Tally the lines that include the word "this" and reply with nothing but the total.

# # # # # # #

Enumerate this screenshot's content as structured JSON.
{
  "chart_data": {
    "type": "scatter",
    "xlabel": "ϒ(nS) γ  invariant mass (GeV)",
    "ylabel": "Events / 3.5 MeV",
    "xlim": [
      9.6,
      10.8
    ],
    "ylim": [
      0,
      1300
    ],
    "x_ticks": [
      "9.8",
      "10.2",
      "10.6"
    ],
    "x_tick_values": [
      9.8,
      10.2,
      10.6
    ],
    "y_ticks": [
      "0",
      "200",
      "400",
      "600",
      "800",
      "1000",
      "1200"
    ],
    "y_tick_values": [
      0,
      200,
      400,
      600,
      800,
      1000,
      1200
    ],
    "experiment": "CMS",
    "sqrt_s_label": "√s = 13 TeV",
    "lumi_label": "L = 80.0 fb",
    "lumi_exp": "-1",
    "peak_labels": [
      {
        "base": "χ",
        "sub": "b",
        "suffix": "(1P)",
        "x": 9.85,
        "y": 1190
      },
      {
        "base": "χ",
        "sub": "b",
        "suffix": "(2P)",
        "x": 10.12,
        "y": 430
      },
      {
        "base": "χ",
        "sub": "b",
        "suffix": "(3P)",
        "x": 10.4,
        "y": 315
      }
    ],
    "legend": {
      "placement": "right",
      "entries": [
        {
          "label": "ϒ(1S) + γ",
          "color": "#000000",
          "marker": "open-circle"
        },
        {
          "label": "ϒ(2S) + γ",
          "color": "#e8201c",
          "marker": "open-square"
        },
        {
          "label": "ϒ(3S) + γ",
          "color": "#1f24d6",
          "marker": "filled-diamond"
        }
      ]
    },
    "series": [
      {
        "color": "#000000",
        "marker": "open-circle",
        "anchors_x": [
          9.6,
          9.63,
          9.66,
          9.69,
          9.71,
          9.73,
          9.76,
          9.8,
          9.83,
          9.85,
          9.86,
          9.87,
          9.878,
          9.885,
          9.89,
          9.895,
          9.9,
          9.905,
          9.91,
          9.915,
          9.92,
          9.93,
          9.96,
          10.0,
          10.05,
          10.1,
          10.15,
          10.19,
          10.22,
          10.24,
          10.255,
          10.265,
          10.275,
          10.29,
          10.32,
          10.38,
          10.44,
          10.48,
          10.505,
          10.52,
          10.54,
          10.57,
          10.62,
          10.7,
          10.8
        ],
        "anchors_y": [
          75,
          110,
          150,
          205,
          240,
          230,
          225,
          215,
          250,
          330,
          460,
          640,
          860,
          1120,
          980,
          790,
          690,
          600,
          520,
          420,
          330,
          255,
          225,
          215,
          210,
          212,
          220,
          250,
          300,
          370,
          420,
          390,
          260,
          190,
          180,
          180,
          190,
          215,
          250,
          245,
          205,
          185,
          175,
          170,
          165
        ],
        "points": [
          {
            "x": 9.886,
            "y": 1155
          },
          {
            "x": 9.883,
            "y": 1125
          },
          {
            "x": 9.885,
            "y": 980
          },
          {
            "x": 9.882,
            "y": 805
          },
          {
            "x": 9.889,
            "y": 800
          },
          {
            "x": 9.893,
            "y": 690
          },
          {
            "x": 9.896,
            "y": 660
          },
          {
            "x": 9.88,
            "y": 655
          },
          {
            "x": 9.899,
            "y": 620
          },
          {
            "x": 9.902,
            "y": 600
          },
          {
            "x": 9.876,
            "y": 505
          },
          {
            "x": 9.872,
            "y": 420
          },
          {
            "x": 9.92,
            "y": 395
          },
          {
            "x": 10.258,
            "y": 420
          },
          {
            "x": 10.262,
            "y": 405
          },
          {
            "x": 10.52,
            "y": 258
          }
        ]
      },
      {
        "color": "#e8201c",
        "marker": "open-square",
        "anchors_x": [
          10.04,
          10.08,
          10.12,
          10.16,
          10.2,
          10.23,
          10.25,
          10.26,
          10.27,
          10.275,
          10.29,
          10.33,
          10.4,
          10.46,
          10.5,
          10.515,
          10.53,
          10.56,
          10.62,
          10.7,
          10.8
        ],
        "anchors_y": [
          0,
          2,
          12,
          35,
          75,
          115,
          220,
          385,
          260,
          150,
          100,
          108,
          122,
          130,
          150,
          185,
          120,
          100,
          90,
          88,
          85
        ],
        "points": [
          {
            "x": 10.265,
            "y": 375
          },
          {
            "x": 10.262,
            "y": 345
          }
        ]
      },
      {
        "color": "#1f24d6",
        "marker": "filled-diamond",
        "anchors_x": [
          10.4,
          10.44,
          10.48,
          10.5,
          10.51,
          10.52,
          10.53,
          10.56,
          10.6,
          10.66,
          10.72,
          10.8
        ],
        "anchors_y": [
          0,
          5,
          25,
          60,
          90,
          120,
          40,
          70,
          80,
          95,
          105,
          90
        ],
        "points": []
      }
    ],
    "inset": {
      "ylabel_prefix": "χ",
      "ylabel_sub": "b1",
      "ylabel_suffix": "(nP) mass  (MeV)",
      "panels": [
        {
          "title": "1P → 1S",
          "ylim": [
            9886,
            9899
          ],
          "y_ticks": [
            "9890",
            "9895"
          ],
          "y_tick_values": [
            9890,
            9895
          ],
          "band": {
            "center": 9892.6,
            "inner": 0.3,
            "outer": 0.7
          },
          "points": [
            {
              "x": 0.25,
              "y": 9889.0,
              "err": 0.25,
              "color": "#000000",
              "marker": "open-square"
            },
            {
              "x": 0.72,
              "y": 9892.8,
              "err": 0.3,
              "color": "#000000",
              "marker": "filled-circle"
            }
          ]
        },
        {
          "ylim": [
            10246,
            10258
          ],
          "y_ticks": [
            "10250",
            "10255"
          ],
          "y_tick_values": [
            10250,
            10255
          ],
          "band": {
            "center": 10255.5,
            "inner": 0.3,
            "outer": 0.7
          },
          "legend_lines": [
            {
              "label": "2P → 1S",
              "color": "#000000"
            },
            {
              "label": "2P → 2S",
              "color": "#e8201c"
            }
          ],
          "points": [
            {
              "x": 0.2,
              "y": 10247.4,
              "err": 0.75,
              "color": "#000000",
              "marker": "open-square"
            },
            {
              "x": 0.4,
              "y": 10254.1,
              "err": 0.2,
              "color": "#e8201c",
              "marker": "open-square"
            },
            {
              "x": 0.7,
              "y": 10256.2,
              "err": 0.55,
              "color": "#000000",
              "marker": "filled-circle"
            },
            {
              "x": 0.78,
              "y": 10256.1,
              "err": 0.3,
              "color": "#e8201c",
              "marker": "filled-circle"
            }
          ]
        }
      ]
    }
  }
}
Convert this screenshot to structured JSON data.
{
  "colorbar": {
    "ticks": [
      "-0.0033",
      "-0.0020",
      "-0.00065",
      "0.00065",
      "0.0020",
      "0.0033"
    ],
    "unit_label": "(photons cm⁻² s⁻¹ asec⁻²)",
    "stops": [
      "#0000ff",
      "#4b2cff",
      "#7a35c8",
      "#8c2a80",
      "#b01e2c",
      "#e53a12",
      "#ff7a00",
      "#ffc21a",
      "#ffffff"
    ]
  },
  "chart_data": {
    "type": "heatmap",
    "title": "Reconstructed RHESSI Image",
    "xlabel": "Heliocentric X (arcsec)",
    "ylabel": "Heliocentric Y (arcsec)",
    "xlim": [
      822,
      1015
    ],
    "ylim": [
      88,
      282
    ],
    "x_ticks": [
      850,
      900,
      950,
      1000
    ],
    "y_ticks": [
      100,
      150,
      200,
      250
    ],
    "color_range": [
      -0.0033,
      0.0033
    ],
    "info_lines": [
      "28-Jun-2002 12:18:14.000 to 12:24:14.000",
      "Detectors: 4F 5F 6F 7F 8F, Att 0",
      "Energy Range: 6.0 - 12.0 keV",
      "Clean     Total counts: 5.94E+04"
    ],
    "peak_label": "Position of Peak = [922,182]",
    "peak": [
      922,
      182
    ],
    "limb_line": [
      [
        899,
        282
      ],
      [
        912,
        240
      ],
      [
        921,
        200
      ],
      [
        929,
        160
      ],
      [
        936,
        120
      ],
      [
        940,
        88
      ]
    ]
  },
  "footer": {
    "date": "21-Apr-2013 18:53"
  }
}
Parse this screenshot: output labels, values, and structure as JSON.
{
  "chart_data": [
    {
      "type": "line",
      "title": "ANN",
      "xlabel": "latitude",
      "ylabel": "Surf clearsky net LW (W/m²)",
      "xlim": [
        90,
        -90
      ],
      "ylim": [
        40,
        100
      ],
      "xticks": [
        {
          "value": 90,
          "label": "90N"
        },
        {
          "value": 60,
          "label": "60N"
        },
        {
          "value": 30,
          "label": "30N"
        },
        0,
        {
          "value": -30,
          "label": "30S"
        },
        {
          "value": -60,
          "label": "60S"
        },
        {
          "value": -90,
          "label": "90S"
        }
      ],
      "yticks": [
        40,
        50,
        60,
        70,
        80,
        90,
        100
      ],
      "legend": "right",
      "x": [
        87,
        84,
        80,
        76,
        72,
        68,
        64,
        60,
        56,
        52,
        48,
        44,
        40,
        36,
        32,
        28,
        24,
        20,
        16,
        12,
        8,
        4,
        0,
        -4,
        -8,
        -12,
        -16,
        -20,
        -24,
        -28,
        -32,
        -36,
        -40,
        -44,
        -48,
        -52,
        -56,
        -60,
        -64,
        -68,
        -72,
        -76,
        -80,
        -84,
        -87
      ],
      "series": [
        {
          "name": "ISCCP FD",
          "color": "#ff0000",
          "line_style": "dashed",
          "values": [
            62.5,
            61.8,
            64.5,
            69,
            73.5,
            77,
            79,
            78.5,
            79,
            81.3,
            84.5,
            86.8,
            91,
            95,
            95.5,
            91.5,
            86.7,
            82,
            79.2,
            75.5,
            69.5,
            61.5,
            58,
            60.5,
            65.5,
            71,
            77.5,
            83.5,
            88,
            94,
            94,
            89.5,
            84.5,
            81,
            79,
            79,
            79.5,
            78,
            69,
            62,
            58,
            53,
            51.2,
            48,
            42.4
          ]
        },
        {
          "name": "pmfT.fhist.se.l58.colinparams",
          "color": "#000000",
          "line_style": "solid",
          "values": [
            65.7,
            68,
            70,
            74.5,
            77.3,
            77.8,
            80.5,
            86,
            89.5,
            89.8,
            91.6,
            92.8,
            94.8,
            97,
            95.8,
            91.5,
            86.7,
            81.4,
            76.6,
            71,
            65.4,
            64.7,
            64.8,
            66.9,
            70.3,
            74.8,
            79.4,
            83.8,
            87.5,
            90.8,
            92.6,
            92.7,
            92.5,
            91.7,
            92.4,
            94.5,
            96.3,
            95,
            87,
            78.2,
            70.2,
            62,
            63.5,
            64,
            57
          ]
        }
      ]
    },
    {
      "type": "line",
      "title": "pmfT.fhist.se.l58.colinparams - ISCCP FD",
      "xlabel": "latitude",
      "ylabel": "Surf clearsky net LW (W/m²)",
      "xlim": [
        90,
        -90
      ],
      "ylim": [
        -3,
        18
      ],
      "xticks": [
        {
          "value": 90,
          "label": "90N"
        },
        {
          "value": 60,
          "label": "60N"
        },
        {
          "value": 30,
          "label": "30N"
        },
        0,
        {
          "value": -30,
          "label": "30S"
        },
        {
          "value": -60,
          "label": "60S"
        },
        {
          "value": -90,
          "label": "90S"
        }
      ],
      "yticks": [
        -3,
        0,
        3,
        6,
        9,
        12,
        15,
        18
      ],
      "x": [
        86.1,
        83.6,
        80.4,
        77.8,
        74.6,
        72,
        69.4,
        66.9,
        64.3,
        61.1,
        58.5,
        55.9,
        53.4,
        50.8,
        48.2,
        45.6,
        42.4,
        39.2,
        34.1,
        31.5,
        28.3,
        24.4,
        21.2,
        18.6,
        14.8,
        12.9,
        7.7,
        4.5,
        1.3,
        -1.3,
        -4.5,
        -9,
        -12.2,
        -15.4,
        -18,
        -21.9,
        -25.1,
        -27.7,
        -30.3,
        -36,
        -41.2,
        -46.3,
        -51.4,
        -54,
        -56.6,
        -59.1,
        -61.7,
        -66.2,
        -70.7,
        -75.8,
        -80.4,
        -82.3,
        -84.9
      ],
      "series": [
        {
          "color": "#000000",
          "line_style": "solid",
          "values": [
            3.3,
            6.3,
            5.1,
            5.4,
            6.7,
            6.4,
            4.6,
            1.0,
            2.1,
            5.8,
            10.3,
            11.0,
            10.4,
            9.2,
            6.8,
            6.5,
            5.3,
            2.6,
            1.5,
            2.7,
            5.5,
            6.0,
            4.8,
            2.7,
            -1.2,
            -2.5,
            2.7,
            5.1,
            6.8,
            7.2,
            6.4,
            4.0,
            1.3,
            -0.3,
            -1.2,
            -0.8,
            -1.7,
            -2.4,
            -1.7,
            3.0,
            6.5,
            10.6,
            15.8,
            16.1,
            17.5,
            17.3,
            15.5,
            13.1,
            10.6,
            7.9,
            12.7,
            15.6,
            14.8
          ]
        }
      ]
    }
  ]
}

# # # # # # #

→ Completed task:
3